** START OF Supplied records **

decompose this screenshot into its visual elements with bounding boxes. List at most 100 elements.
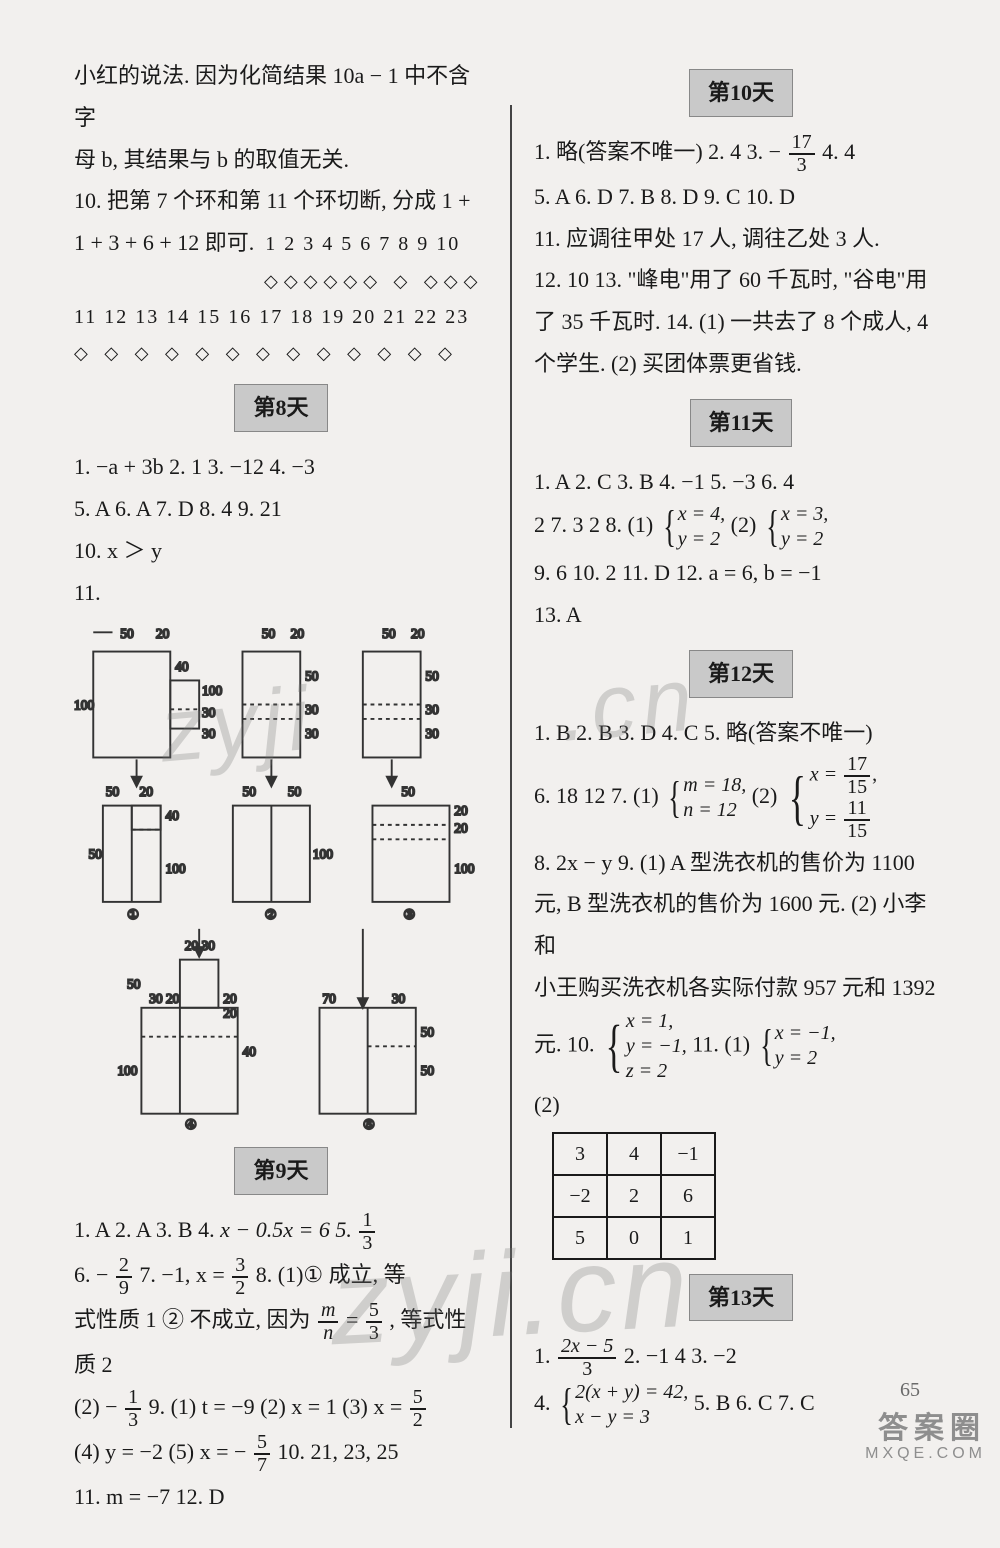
text: (2) − — [74, 1394, 123, 1419]
day12-title: 第12天 — [689, 650, 793, 698]
text: 11. (1) — [692, 1031, 755, 1056]
d12-table-block: (2) 34−1 −226 501 — [534, 1084, 948, 1260]
text: x − 0.5x = 6 5. — [220, 1217, 357, 1242]
text: (4) y = −2 (5) x = − — [74, 1439, 252, 1464]
svg-text:③: ③ — [403, 908, 415, 923]
equation-system: {2(x + y) = 42,x − y = 3 — [556, 1380, 688, 1430]
svg-text:30: 30 — [202, 705, 216, 720]
d8-line: 1. −a + 3b 2. 1 3. −12 4. −3 — [74, 446, 488, 488]
d9-line: 式性质 1 ② 不成立, 因为 mn = 53 , 等式性质 2 — [74, 1299, 488, 1386]
page: 小红的说法. 因为化简结果 10a − 1 中不含字 母 b, 其结果与 b 的… — [0, 0, 1000, 1548]
d12-line: 小王购买洗衣机各实际付款 957 元和 1392 — [534, 967, 948, 1009]
text: 式性质 1 ② 不成立, 因为 — [74, 1307, 316, 1332]
svg-text:50: 50 — [421, 1064, 435, 1079]
svg-text:④: ④ — [185, 1117, 197, 1132]
svg-text:50: 50 — [88, 847, 102, 862]
text: 1. A 2. A 3. B 4. — [74, 1217, 220, 1242]
svg-text:50: 50 — [425, 669, 439, 684]
magic-square-table: 34−1 −226 501 — [552, 1132, 716, 1260]
d9-line: 11. m = −7 12. D — [74, 1476, 488, 1518]
d10-line: 11. 应调往甲处 17 人, 调往乙处 3 人. — [534, 218, 948, 260]
text: 9. (1) t = −9 (2) x = 1 (3) x = — [149, 1394, 408, 1419]
footer-logo-line1: 答案圈 — [865, 1412, 986, 1445]
svg-text:②: ② — [265, 908, 277, 923]
d9-line: (4) y = −2 (5) x = − 57 10. 21, 23, 25 — [74, 1431, 488, 1476]
cell: 2 — [607, 1175, 661, 1217]
fraction: mn — [318, 1300, 338, 1344]
svg-text:20: 20 — [139, 784, 153, 799]
text: 2. −1 4 3. −2 — [624, 1343, 737, 1368]
svg-text:30: 30 — [425, 702, 439, 717]
fraction: 1115 — [844, 798, 870, 842]
day13-title: 第13天 — [689, 1274, 793, 1322]
fraction: 32 — [232, 1255, 248, 1299]
d12-line: 6. 18 12 7. (1) {m = 18,n = 12 (2) { x =… — [534, 754, 948, 842]
text: 1. — [534, 1343, 556, 1368]
cell: 6 — [661, 1175, 715, 1217]
cell: −1 — [661, 1133, 715, 1175]
d12-line: 元. 10. {x = 1,y = −1, z = 2 11. (1) {x =… — [534, 1009, 948, 1084]
day10-title: 第10天 — [689, 69, 793, 117]
text: (2) — [534, 1092, 560, 1117]
equation-system: {x = 4,y = 2 — [659, 502, 726, 552]
text: 1 + 3 + 6 + 12 即可. — [74, 230, 254, 255]
svg-text:30: 30 — [305, 727, 319, 742]
day12-header: 第12天 — [534, 650, 948, 698]
d8-line: 10. x ＞ y — [74, 530, 488, 572]
day8-title: 第8天 — [234, 384, 327, 432]
fraction: 57 — [254, 1432, 270, 1476]
text: 6. 18 12 7. (1) — [534, 783, 664, 808]
svg-text:30: 30 — [392, 991, 406, 1006]
d8-line: 5. A 6. A 7. D 8. 4 9. 21 — [74, 488, 488, 530]
svg-text:100: 100 — [454, 861, 474, 876]
svg-text:20: 20 — [291, 626, 305, 641]
svg-text:100: 100 — [74, 698, 94, 713]
fraction: 29 — [116, 1255, 132, 1299]
text: 1. 略(答案不唯一) 2. 4 3. − — [534, 139, 787, 164]
day11-title: 第11天 — [690, 399, 793, 447]
cell: 0 — [607, 1217, 661, 1259]
svg-text:50: 50 — [242, 784, 256, 799]
page-number: 65 — [900, 1371, 920, 1409]
ring-numbers-1: 1 2 3 4 5 6 7 8 9 10 — [265, 233, 460, 255]
cell: −2 — [553, 1175, 607, 1217]
d12-line: 元, B 型洗衣机的售价为 1600 元. (2) 小李和 — [534, 883, 948, 967]
d9-line: 1. A 2. A 3. B 4. x − 0.5x = 6 5. 13 — [74, 1209, 488, 1254]
intro-line: 母 b, 其结果与 b 的取值无关. — [74, 139, 488, 181]
text: (2) — [731, 512, 762, 537]
ring-diamonds-1: ◇◇◇◇◇◇ ◇ ◇◇◇ — [74, 264, 488, 298]
text: 10. 21, 23, 25 — [277, 1439, 398, 1464]
day9-title: 第9天 — [234, 1147, 327, 1195]
d13-line: 1. 2x − 53 2. −1 4 3. −2 — [534, 1335, 948, 1380]
svg-text:50: 50 — [305, 669, 319, 684]
svg-text:100: 100 — [165, 861, 185, 876]
d11-line: 1. A 2. C 3. B 4. −1 5. −3 6. 4 — [534, 461, 948, 503]
d10-line: 12. 10 13. "峰电"用了 60 千瓦时, "谷电"用 — [534, 259, 948, 301]
fraction: 52 — [410, 1387, 426, 1431]
text: 6. − — [74, 1262, 114, 1287]
day13-header: 第13天 — [534, 1274, 948, 1322]
svg-text:50: 50 — [127, 977, 141, 992]
equation-system: {x = −1,y = 2 — [756, 1021, 836, 1071]
equation-system: {x = 1,y = −1, z = 2 — [600, 1009, 687, 1084]
cell: 3 — [553, 1133, 607, 1175]
fraction: 13 — [125, 1387, 141, 1431]
d10-line: 个学生. (2) 买团体票更省钱. — [534, 343, 948, 385]
svg-text:20: 20 — [223, 1006, 237, 1021]
svg-text:20: 20 — [156, 626, 170, 641]
text: = — [346, 1307, 364, 1332]
text: 4. — [534, 1390, 556, 1415]
d11-line: 9. 6 10. 2 11. D 12. a = 6, b = −1 — [534, 552, 948, 594]
svg-text:100: 100 — [313, 847, 333, 862]
cell: 4 — [607, 1133, 661, 1175]
d8-line: 11. — [74, 572, 488, 614]
svg-text:50: 50 — [120, 626, 134, 641]
svg-text:20: 20 — [411, 626, 425, 641]
text: 5. B 6. C 7. C — [694, 1390, 815, 1415]
equation-system: {x = 3,y = 2 — [762, 502, 829, 552]
d11-line: 13. A — [534, 594, 948, 636]
fraction: 173 — [789, 132, 815, 176]
text: 4. 4 — [822, 139, 855, 164]
d10-line: 1. 略(答案不唯一) 2. 4 3. − 173 4. 4 — [534, 131, 948, 176]
diagram-svg: 50 20 40 100 100 30 30 5020 50 30 30 — [74, 613, 488, 1133]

** END OF Supplied records **

## What needs to be done
Rewrite every line of the rows above as a JSON list of strings, one string per line, skipping blank lines and leaving out the pictures.

## Exercise result
[
  "decompose this screenshot into its visual elements with bounding boxes. List at most 100 elements.",
  "text: (2) − — [74, 1394, 123, 1419]",
  "day12-title: 第12天 — [689, 650, 793, 698]",
  "text: 11. (1) — [692, 1031, 755, 1056]",
  "d12-table-block: (2) 34−1 −226 501 — [534, 1084, 948, 1260]",
  "text: x − 0.5x = 6 5. — [220, 1217, 357, 1242]",
  "text: (4) y = −2 (5) x = − — [74, 1439, 252, 1464]",
  "svg-text:③: ③ — [403, 908, 415, 923]",
  "equation-system: {2(x + y) = 42,x − y = 3 — [556, 1380, 688, 1430]",
  "svg-text:30: 30 — [202, 705, 216, 720]",
  "d8-line: 1. −a + 3b 2. 1 3. −12 4. −3 — [74, 446, 488, 488]",
  "d9-line: 式性质 1 ② 不成立, 因为 mn = 53 , 等式性质 2 — [74, 1299, 488, 1386]",
  "page: 小红的说法. 因为化简结果 10a − 1 中不含字 母 b, 其结果与 b 的… — [0, 0, 1000, 1548]",
  "d12-line: 小王购买洗衣机各实际付款 957 元和 1392 — [534, 967, 948, 1009]",
  "text: 式性质 1 ② 不成立, 因为 — [74, 1307, 316, 1332]",
  "svg-text:50: 50 — [421, 1064, 435, 1079]",
  "svg-text:④: ④ — [185, 1117, 197, 1132]",
  "svg-text:50: 50 — [88, 847, 102, 862]",
  "text: 1. A 2. A 3. B 4. — [74, 1217, 220, 1242]",
  "svg-text:50: 50 — [425, 669, 439, 684]",
  "magic-square-table: 34−1 −226 501 — [552, 1132, 716, 1260]",
  "d9-line: 11. m = −7 12. D — [74, 1476, 488, 1518]",
  "d10-line: 11. 应调往甲处 17 人, 调往乙处 3 人. — [534, 218, 948, 260]",
  "text: 9. (1) t = −9 (2) x = 1 (3) x = — [149, 1394, 408, 1419]",
  "footer-logo-line1: 答案圈 — [865, 1412, 986, 1445]",
  "svg-text:②: ② — [265, 908, 277, 923]",
  "d9-line: (4) y = −2 (5) x = − 57 10. 21, 23, 25 — [74, 1431, 488, 1476]",
  "cell: 2 — [607, 1175, 661, 1217]",
  "fraction: mn — [318, 1300, 338, 1344]",
  "svg-text:20: 20 — [139, 784, 153, 799]",
  "text: 2. −1 4 3. −2 — [624, 1343, 737, 1368]",
  "svg-text:30: 30 — [425, 702, 439, 717]",
  "fraction: 1115 — [844, 798, 870, 842]",
  "day13-title: 第13天 — [689, 1274, 793, 1322]",
  "fraction: 32 — [232, 1255, 248, 1299]",
  "d12-line: 6. 18 12 7. (1) {m = 18,n = 12 (2) { x =… — [534, 754, 948, 842]",
  "text: 1. — [534, 1343, 556, 1368]",
  "cell: 6 — [661, 1175, 715, 1217]",
  "cell: −1 — [661, 1133, 715, 1175]",
  "d12-line: 元. 10. {x = 1,y = −1, z = 2 11. (1) {x =… — [534, 1009, 948, 1084]",
  "day10-title: 第10天 — [689, 69, 793, 117]",
  "text: (2) — [534, 1092, 560, 1117]",
  "equation-system: {x = 4,y = 2 — [659, 502, 726, 552]",
  "text: 1 + 3 + 6 + 12 即可. — [74, 230, 254, 255]",
  "svg-text:30: 30 — [305, 727, 319, 742]",
  "day12-header: 第12天 — [534, 650, 948, 698]",
  "d8-line: 10. x ＞ y — [74, 530, 488, 572]",
  "day8-title: 第8天 — [234, 384, 327, 432]",
  "fraction: 57 — [254, 1432, 270, 1476]",
  "text: 6. 18 12 7. (1) — [534, 783, 664, 808]",
  "svg-text:30: 30 — [392, 991, 406, 1006]",
  "d8-line: 5. A 6. A 7. D 8. 4 9. 21 — [74, 488, 488, 530]",
  "svg-text:100: 100 — [454, 861, 474, 876]",
  "svg-text:20: 20 — [291, 626, 305, 641]",
  "svg-text:100: 100 — [74, 698, 94, 713]",
  "fraction: 29 — [116, 1255, 132, 1299]",
  "text: 1. 略(答案不唯一) 2. 4 3. − — [534, 139, 787, 164]",
  "day11-title: 第11天 — [690, 399, 793, 447]",
  "cell: 0 — [607, 1217, 661, 1259]",
  "svg-text:50: 50 — [242, 784, 256, 799]",
  "page-number: 65 — [900, 1371, 920, 1409]",
  "ring-numbers-1: 1 2 3 4 5 6 7 8 9 10 — [265, 233, 460, 255]",
  "cell: −2 — [553, 1175, 607, 1217]",
  "d12-line: 元, B 型洗衣机的售价为 1600 元. (2) 小李和 — [534, 883, 948, 967]",
  "d9-line: 1. A 2. A 3. B 4. x − 0.5x = 6 5. 13 — [74, 1209, 488, 1254]",
  "intro-line: 母 b, 其结果与 b 的取值无关. — [74, 139, 488, 181]",
  "text: (2) — [731, 512, 762, 537]",
  "ring-diamonds-1: ◇◇◇◇◇◇ ◇ ◇◇◇ — [74, 264, 488, 298]",
  "text: 10. 21, 23, 25 — [277, 1439, 398, 1464]",
  "day9-title: 第9天 — [234, 1147, 327, 1195]",
  "d13-line: 1. 2x − 53 2. −1 4 3. −2 — [534, 1335, 948, 1380]",
  "svg-text:50: 50 — [305, 669, 319, 684]",
  "svg-text:100: 100 — [165, 861, 185, 876]",
  "d11-line: 1. A 2. C 3. B 4. −1 5. −3 6. 4 — [534, 461, 948, 503]",
  "d10-line: 12. 10 13. \"峰电\"用了 60 千瓦时, \"谷电\"用 — [534, 259, 948, 301]",
  "fraction: 52 — [410, 1387, 426, 1431]",
  "text: 6. − — [74, 1262, 114, 1287]",
  "day13-header: 第13天 — [534, 1274, 948, 1322]",
  "svg-text:50: 50 — [127, 977, 141, 992]",
  "equation-system: {x = −1,y = 2 — [756, 1021, 836, 1071]",
  "equation-system: {x = 1,y = −1, z = 2 — [600, 1009, 687, 1084]",
  "cell: 3 — [553, 1133, 607, 1175]",
  "fraction: 13 — [125, 1387, 141, 1431]",
  "d10-line: 个学生. (2) 买团体票更省钱. — [534, 343, 948, 385]",
  "svg-text:20: 20 — [223, 1006, 237, 1021]",
  "svg-text:20: 20 — [156, 626, 170, 641]",
  "text: = — [346, 1307, 364, 1332]",
  "text: 4. — [534, 1390, 556, 1415]",
  "d11-line: 9. 6 10. 2 11. D 12. a = 6, b = −1 — [534, 552, 948, 594]",
  "svg-text:100: 100 — [313, 847, 333, 862]",
  "cell: 4 — [607, 1133, 661, 1175]",
  "d8-line: 11. — [74, 572, 488, 614]",
  "svg-text:50: 50 — [120, 626, 134, 641]",
  "svg-text:20: 20 — [411, 626, 425, 641]",
  "text: 5. B 6. C 7. C — [694, 1390, 815, 1415]",
  "equation-system: {x = 3,y = 2 — [762, 502, 829, 552]",
  "d11-line: 13. A — [534, 594, 948, 636]",
  "fraction: 173 — [789, 132, 815, 176]",
  "text: 4. 4 — [822, 139, 855, 164]",
  "d10-line: 1. 略(答案不唯一) 2. 4 3. − 173 4. 4 — [534, 131, 948, 176]",
  "diagram-svg: 50 20 40 100 100 30 30 5020 50 30 30 — [74, 613, 488, 1133]"
]